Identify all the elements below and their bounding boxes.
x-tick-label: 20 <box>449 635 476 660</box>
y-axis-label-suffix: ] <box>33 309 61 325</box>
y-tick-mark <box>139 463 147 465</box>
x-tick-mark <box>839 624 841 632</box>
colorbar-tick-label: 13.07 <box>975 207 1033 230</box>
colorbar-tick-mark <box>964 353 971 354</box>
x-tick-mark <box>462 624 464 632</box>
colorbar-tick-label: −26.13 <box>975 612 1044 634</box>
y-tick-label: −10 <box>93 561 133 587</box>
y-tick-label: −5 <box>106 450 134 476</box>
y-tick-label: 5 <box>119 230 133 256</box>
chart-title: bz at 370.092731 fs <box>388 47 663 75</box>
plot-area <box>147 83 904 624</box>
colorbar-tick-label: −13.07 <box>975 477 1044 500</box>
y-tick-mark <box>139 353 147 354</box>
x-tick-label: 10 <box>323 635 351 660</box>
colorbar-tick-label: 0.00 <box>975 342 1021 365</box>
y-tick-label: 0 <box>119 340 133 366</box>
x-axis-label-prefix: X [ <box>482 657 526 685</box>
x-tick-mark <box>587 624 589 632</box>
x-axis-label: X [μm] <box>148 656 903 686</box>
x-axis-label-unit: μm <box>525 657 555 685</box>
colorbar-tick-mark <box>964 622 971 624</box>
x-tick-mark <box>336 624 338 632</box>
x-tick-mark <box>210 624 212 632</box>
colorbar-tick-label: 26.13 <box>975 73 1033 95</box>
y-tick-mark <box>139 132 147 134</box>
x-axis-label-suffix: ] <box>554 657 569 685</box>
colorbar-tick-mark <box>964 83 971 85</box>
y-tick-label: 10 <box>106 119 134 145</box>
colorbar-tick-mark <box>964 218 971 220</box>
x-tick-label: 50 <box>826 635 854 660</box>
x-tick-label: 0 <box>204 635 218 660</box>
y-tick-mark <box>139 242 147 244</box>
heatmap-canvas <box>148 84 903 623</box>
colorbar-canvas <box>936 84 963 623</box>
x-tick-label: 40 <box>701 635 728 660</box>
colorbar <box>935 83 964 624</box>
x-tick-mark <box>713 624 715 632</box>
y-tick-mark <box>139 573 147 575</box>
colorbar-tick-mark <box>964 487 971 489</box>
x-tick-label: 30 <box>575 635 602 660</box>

--*--

» **INSTRUCTION**
Swap every "colorbar-tick-label" for "colorbar-value" in the records, starting at their first line and ending at the line containing "x-axis-label: X [μm]". Give only those lines, with nothing else changed.

» **COMPLETED EXERCISE**
Identify all the elements below and their bounding boxes.
x-tick-label: 20 <box>449 635 476 660</box>
y-axis-label-suffix: ] <box>33 309 61 325</box>
y-tick-mark <box>139 463 147 465</box>
x-tick-mark <box>839 624 841 632</box>
colorbar-value: 13.07 <box>975 207 1033 230</box>
colorbar-tick-mark <box>964 353 971 354</box>
x-tick-mark <box>462 624 464 632</box>
colorbar-value: −26.13 <box>975 612 1044 634</box>
y-tick-label: −10 <box>93 561 133 587</box>
y-tick-label: −5 <box>106 450 134 476</box>
y-tick-label: 5 <box>119 230 133 256</box>
chart-title: bz at 370.092731 fs <box>388 47 663 75</box>
plot-area <box>147 83 904 624</box>
colorbar-value: −13.07 <box>975 477 1044 500</box>
y-tick-mark <box>139 353 147 354</box>
x-tick-label: 10 <box>323 635 351 660</box>
colorbar-value: 0.00 <box>975 342 1021 365</box>
y-tick-label: 0 <box>119 340 133 366</box>
x-axis-label-prefix: X [ <box>482 657 526 685</box>
x-tick-mark <box>587 624 589 632</box>
x-axis-label: X [μm] <box>148 656 903 686</box>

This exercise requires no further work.